• **WHAT TO WORK ON**:
**a)** Answer these questions using the passage on the SMASS symptom-checker study:
(i) How many consecutive patients did the 3 independent expert panels evaluate?
(ii) What is the 95% Clopper-Pearson CI for the probability of overtriage according to panel A?
(iii) In the study from Germany, how many of the 378 patients were undertriaged?
**b)** Continue the passage on the SMASS symptom-checker study, starting right after its last sentence.

The central (2-sided) 95% Clopper-Pearson CI for the probability of undertriage according to panel A is 7.22% to 9.40%. The central (2-sided) 95% Clopper-Pearson CI for the probability of overtriage according to panel A (450 cases, 17.69%) is 16.23% to 19.24%.

For the 50 out of 2543 cases that were undertriaged according to the judgments of panels A and B, the central (2-sided) 95% Clopper-Pearson CI for the corresponding probability is 1.539% to 2.688%.

The central (2-sided) 95% Clopper-Pearson CI for the probability of a potentially hazardous undertriage for the consensus criterion (0 out of 2543 cases) is 0% to 0.1458% and 0.0431% to 0.4045%, according to the majority criterion (4 out of 2543 cases).


Principal Findings

Our study corroborates the safety of the SMASS pathfinder symptom-checker for medical self-assessment of acute complaints in a real-life clinical setting. A stepwise evaluation of 2543 consecutive patients by 3 independent expert panels yielded no cases of potentially hazardous undertriage when the consensus criterion was applied and 4 cases when the majority criterion was applied.

In a systematic literature search, we found insufficient evidence from comparatively small studies for the safe use of symptom-checkers in clinical routine (Demurtas et al, unpublished data, 2021). Further, 1 study with 825 patients showing “exactly matched” triage in 52.6% has been published in abstract form only [15]. Another study yielded correct triage in only 50%-74% of cases [16]. A third study, from Germany, evaluated the safety of urgency advice provided to 378 patients at an interdisciplinary ED by a symptom-checker [17], showing undertriage in 34 (8.9%) and overtriage in 216 (57.1%) cases. A potentially hazardous situation was identified in 20 (5.3%) cases. This figure appears considerably higher than our finding, although an interrater variability was not taken into account in the German study. Another study aimed to analyze the performance of a clinical decision support system that allowed patients to self-triage in the ED of a university hospital. The authors concluded that the self-triage device was safe, as the assessments by the system and the physicians were congruent concerning the classification as an emergency. However, in contrast to our study, the risk to life or health was not assessed [18].

In the absence of a broad study base, we cannot compare our results with previous, similarly designed studies for symptom-checkers. In contrast, medical telephone triage has been extensively evaluated during the last 25 years [19-24] and has gained broad clinical support, despite ambivalent conclusions regarding safety.

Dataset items
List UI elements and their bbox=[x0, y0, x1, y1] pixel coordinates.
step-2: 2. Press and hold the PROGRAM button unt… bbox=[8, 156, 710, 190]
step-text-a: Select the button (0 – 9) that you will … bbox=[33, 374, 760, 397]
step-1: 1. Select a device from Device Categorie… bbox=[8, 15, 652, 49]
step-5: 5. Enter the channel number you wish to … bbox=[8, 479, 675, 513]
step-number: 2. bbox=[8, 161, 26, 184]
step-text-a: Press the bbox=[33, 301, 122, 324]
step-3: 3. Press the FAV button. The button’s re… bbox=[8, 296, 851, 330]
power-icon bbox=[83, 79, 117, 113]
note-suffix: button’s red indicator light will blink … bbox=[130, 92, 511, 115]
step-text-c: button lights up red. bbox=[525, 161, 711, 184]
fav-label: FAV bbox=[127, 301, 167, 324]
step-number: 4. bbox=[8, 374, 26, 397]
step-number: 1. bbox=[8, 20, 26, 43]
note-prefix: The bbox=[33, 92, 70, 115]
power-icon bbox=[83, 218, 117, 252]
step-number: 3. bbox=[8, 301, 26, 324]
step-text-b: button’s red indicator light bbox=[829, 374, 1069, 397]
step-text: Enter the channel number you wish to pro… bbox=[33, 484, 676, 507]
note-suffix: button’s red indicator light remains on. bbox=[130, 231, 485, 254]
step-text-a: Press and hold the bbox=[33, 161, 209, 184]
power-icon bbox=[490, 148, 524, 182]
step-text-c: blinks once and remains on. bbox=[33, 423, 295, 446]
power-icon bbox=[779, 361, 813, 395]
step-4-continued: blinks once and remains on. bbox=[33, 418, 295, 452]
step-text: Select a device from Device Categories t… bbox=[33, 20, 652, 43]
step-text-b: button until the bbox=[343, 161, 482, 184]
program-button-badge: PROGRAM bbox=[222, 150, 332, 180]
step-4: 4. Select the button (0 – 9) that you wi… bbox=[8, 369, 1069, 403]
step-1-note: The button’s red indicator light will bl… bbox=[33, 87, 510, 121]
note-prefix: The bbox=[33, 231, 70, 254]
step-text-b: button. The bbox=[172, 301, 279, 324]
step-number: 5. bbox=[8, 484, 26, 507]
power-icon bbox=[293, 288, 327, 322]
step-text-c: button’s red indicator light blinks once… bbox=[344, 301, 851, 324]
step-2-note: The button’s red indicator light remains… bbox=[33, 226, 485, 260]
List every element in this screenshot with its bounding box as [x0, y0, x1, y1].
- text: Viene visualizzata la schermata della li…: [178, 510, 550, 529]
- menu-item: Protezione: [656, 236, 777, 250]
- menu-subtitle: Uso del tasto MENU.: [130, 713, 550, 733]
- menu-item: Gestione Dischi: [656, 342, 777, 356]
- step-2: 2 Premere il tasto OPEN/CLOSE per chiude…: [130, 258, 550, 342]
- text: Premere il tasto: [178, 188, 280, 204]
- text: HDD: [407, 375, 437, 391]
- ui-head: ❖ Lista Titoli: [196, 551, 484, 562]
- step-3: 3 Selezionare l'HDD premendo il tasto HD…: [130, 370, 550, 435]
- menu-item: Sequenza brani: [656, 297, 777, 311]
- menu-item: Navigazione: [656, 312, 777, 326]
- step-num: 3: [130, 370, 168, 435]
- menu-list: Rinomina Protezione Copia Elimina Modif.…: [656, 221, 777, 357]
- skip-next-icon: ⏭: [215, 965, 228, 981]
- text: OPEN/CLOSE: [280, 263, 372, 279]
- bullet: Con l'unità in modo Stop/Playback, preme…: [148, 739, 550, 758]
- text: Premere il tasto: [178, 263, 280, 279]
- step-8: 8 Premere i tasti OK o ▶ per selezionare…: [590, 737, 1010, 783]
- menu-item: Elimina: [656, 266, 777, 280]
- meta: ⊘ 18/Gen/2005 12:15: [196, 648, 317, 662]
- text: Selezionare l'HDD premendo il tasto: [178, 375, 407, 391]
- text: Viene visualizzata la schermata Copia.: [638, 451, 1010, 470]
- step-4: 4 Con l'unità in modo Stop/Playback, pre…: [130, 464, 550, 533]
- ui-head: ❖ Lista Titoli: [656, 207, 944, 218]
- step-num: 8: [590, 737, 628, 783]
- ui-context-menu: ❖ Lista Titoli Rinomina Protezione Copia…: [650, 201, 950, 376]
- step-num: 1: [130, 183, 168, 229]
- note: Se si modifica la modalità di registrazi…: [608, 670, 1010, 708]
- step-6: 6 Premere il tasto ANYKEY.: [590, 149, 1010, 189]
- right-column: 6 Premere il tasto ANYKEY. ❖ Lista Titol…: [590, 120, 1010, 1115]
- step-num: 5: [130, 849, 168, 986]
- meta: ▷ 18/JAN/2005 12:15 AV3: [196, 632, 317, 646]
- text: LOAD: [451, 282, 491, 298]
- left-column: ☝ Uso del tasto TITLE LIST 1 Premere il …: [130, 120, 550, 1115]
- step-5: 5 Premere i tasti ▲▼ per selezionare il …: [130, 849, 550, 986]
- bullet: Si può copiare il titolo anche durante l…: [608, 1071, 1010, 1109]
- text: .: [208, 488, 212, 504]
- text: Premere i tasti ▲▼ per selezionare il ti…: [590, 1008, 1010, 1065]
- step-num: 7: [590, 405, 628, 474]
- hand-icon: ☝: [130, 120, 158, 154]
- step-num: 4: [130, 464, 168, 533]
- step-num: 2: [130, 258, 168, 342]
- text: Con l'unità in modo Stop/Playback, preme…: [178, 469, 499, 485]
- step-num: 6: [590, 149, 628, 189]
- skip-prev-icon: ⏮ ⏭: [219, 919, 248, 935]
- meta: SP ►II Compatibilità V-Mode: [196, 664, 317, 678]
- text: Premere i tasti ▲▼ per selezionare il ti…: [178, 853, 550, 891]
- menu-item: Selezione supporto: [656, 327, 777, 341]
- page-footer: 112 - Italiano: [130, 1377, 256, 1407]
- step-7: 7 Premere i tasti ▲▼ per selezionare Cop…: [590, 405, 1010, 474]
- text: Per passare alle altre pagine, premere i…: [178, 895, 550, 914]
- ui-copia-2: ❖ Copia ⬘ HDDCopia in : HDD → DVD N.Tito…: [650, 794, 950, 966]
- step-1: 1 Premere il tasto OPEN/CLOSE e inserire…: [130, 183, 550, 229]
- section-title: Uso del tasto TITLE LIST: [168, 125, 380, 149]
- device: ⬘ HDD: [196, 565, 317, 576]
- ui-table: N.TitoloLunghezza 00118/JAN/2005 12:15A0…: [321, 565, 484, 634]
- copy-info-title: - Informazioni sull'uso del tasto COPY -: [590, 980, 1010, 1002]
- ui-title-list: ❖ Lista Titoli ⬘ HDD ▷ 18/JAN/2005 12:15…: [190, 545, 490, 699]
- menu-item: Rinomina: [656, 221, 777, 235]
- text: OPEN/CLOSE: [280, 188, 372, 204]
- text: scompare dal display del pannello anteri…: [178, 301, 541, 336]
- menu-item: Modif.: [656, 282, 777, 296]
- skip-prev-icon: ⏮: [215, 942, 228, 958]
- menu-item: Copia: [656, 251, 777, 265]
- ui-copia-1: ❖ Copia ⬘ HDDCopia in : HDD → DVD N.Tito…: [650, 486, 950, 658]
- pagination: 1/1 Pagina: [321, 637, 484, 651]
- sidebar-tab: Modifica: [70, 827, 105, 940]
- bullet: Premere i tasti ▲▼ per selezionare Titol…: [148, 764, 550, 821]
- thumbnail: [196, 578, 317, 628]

• **EXPECTED OUTPUTS**:
**a)**
(i) 2543 consecutive patients
(ii) 16.23% to 19.24%
(iii) 34 patients (8.9%)

**b)**
In a systematic review analyzing 13 observational studies and 10 studies that simulated high-risk patients, safe triage was found to be 46% to 97% [25]. Another systematic review involving computer-assisted telephone triage in urgent care [26] pointed out 4 studies that indicated potential undertriage errors [27-30]. Notably, hospitalization rates of patients who were advised to seek nonurgent care ranged from 9.2% to 48%. Potentially life-threatening situations emerged in 0.84% of cases according to 1 study [29].

We have previously investigated the safety of computer-assisted telephone triage in 208 patients with non–life threatening conditions consulting the ED at a university hospital [31]. We found poor agreement between the assessments by the call center, the emergency physician, and the general practitioners who later cared for the patients. In 1 case, a risk to health or life was found.

The Cochrane Collaboration in their 2004 systematic review on telephone triage concluded that insufficient data existed regarding safety [32]. In light of the available information, the results of our study compare favorably to the published data on telephone triage.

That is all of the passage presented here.